PROBLEM TO SOLVE
Extract each line of the records below that contains the word "Kong".
########################################
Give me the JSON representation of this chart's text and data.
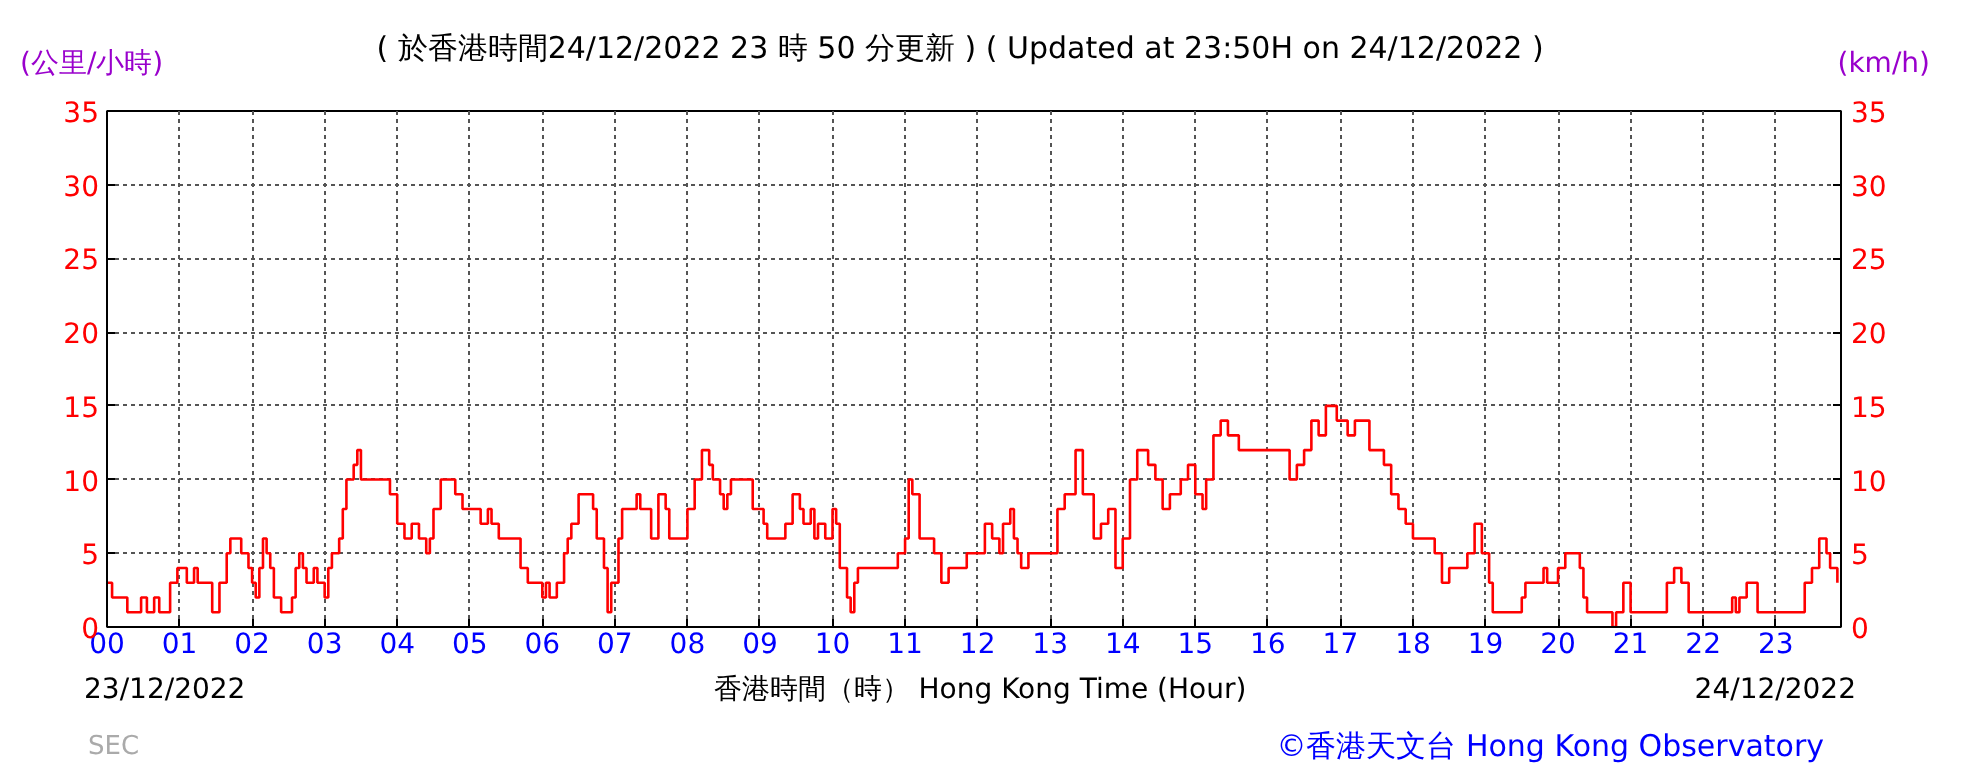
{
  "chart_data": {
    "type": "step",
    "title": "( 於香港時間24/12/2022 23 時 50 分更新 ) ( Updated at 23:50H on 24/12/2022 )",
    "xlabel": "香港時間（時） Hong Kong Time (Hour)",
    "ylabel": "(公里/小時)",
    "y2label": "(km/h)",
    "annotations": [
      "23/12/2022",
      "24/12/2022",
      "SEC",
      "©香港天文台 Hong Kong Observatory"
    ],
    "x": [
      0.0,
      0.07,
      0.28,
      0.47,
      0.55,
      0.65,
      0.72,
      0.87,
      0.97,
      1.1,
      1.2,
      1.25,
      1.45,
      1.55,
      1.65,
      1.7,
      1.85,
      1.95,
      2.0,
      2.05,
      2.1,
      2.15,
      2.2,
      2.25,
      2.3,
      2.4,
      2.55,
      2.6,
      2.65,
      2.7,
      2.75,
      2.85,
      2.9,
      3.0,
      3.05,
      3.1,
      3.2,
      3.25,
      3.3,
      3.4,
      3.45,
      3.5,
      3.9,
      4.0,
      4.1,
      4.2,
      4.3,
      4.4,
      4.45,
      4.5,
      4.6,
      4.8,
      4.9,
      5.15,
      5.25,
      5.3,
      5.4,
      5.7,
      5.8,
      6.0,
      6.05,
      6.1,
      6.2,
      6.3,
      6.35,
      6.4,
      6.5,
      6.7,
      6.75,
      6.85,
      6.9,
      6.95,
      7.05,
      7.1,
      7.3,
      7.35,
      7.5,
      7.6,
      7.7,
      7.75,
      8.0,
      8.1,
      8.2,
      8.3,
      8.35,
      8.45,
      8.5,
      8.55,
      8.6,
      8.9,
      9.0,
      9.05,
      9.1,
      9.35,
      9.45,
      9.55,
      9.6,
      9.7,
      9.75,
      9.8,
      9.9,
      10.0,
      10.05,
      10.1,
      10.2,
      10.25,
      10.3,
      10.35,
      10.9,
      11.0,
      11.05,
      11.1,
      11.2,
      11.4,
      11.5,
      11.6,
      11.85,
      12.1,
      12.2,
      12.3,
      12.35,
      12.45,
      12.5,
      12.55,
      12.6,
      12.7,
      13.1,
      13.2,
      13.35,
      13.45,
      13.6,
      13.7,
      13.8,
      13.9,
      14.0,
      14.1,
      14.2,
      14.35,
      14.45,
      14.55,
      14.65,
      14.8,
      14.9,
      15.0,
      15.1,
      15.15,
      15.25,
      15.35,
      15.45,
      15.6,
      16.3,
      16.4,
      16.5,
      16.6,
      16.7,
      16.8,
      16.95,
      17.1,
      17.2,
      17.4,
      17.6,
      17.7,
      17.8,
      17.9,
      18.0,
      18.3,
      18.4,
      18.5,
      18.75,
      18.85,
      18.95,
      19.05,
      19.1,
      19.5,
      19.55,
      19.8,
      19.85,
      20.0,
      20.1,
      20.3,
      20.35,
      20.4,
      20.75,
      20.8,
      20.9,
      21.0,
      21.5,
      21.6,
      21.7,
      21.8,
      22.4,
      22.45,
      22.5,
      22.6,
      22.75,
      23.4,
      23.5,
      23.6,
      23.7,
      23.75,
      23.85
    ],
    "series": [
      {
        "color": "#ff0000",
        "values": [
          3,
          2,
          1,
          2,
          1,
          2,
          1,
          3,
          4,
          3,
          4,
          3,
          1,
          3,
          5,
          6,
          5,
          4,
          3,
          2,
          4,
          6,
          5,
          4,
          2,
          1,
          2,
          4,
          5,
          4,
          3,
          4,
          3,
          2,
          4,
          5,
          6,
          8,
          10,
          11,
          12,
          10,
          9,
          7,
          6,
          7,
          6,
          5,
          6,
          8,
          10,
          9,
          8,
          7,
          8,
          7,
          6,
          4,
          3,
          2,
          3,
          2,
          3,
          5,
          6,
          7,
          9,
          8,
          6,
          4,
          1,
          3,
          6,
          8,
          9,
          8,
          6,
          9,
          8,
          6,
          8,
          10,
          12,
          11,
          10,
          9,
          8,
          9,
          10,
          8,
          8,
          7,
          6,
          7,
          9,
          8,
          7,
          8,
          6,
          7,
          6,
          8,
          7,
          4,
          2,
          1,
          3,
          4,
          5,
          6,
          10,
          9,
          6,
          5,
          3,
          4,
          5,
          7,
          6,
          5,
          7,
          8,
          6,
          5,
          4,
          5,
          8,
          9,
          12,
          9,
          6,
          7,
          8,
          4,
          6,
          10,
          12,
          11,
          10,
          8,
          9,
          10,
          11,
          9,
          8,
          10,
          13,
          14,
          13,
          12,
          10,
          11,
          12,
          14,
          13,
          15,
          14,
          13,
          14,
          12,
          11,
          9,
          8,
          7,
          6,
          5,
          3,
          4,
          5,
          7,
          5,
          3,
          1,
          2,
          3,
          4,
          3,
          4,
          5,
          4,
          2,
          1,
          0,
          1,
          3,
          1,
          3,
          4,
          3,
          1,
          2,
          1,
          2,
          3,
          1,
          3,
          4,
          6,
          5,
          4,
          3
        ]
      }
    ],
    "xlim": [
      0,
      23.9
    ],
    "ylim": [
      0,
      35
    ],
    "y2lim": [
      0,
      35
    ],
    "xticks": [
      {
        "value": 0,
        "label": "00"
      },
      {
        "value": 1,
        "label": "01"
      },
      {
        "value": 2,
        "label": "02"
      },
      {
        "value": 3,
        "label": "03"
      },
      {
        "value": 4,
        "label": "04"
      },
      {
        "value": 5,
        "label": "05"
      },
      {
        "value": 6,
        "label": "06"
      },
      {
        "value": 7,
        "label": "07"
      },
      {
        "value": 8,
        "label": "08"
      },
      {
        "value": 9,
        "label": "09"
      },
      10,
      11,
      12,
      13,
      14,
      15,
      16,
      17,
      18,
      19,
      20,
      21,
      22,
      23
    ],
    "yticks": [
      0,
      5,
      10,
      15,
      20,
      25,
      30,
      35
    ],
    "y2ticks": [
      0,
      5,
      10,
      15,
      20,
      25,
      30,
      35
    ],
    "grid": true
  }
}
########################################
SOLUTION TO THE EXERCISE
    "xlabel": "香港時間（時） Hong Kong Time (Hour)",
      "©香港天文台 Hong Kong Observatory"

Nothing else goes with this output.